>> begin THE INPUT
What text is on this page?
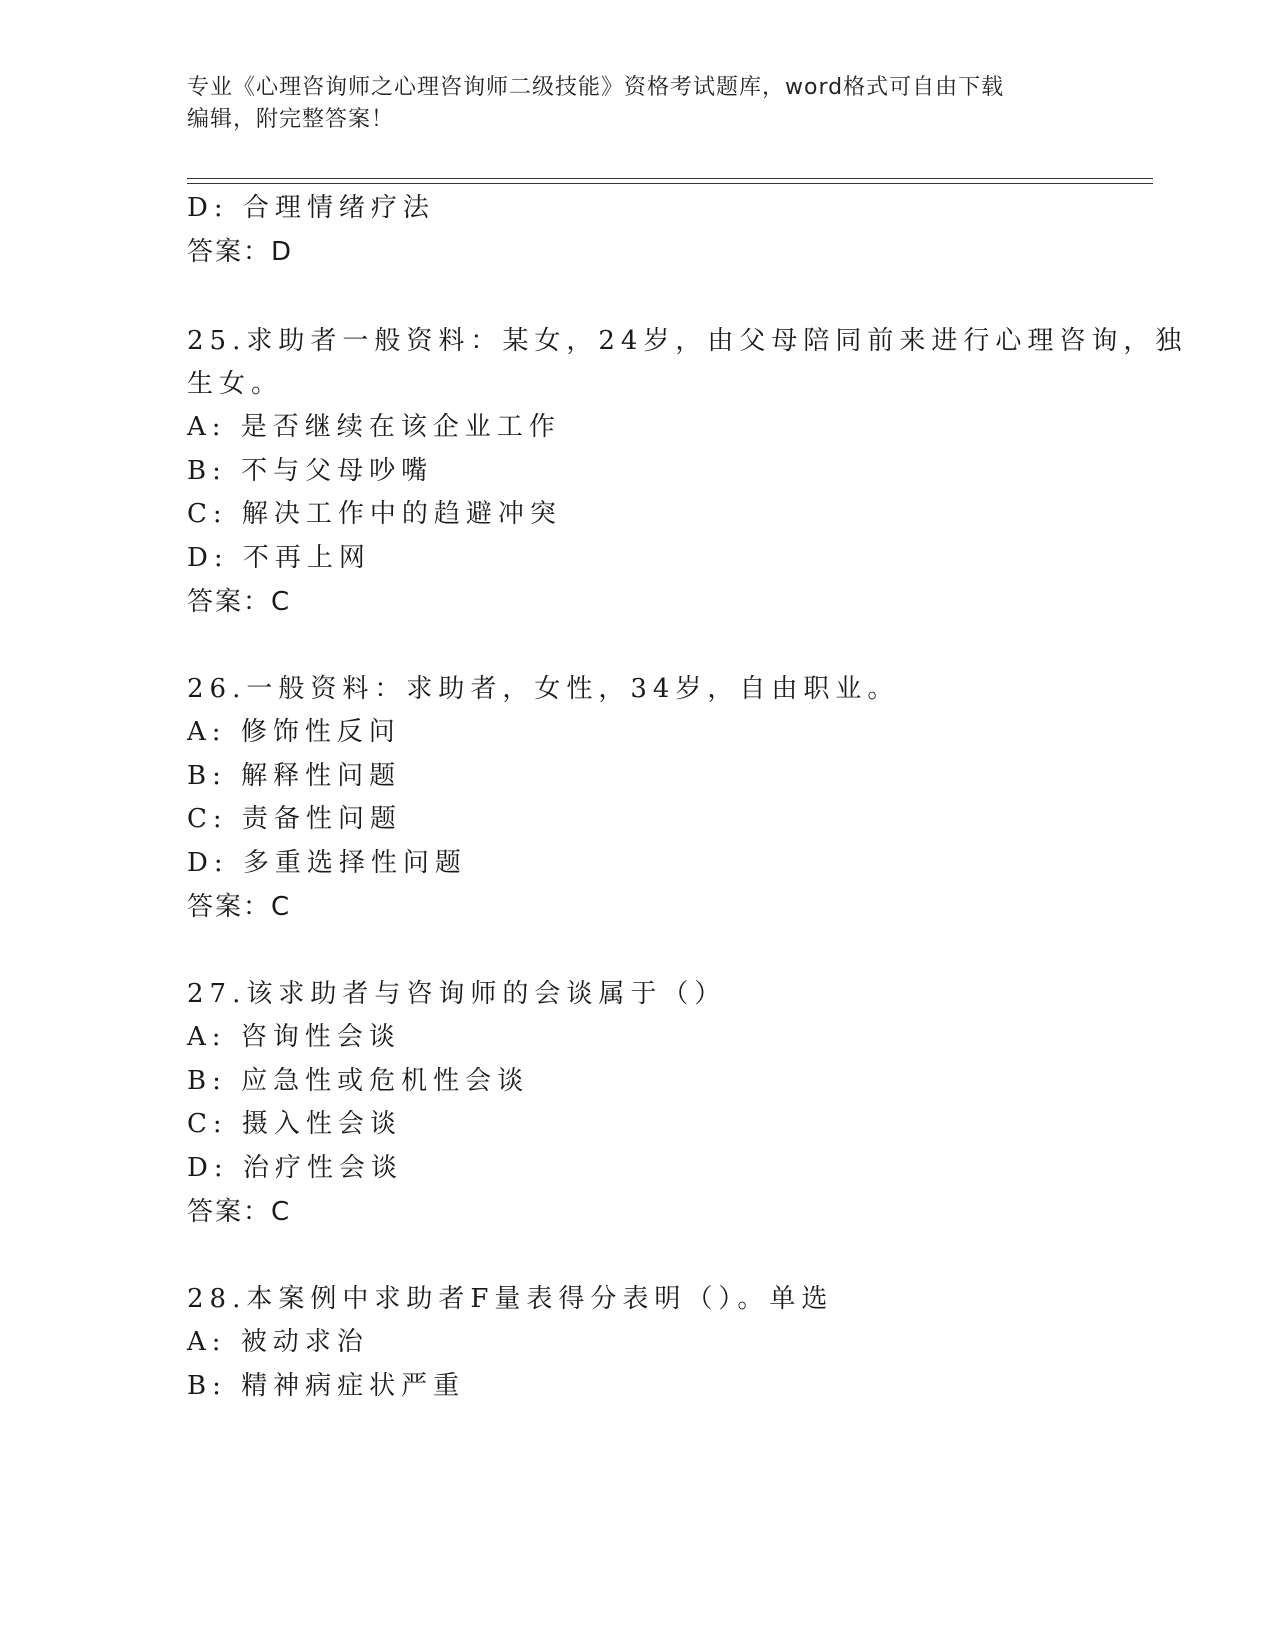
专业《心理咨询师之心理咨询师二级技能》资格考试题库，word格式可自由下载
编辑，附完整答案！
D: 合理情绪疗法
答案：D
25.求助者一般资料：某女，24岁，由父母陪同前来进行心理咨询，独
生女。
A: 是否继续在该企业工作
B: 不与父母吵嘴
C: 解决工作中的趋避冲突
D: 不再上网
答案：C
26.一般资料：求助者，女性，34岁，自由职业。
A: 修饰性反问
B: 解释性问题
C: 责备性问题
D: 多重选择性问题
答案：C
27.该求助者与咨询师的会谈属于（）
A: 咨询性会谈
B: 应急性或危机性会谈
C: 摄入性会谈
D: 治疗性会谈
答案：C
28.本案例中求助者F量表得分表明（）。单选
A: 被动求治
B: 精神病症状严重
>> end THE INPUT
>> begin THE INPUT
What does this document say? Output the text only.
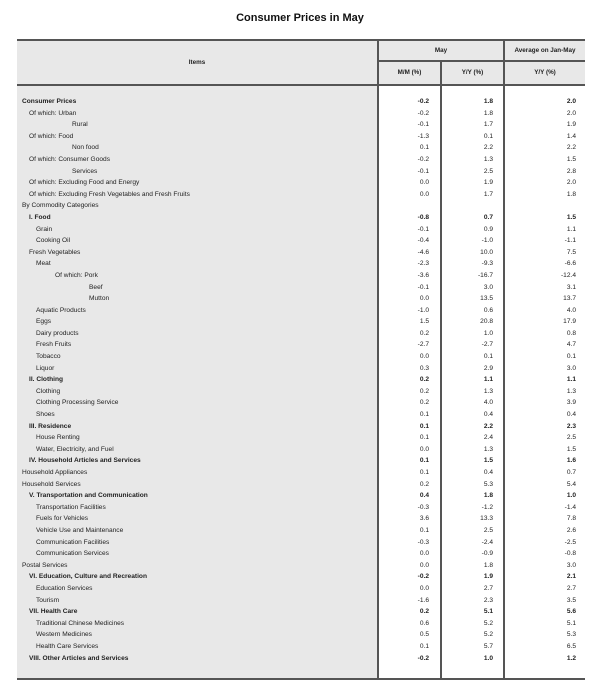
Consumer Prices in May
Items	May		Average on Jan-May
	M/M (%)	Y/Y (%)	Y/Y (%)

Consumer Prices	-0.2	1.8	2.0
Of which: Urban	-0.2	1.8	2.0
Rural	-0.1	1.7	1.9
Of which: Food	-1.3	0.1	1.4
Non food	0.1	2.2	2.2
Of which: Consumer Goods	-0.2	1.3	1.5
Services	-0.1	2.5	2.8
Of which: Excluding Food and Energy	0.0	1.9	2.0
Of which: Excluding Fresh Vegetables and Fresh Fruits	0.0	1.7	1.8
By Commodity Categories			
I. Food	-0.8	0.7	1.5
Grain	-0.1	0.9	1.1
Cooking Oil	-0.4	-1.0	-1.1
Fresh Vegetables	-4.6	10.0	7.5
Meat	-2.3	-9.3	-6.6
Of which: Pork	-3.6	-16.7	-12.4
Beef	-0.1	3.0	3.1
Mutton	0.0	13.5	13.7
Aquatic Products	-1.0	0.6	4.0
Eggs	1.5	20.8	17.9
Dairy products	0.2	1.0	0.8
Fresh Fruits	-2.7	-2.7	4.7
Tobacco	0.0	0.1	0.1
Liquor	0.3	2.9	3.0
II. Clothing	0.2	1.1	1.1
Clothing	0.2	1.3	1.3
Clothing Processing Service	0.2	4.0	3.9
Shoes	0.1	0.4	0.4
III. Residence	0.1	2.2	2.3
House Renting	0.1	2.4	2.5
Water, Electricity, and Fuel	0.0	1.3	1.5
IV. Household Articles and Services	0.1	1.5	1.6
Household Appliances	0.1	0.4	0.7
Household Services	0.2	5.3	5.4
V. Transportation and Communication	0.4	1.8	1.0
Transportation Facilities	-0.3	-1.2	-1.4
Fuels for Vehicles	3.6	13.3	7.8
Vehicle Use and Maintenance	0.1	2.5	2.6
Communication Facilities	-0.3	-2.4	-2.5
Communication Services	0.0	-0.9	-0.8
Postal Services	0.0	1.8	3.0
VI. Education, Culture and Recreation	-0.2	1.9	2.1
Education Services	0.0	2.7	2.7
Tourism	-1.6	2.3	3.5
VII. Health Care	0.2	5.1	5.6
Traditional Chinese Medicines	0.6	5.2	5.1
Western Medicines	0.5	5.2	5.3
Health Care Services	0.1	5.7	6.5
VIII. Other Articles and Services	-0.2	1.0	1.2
>> end THE INPUT
• WHAT NEEDS TO BE DONE: List the lines of the records where "Clothing" occurs.

• ANSWER TO THIS EXERCISE:
II. Clothing	0.2	1.1	1.1
Clothing	0.2	1.3	1.3
Clothing Processing Service	0.2	4.0	3.9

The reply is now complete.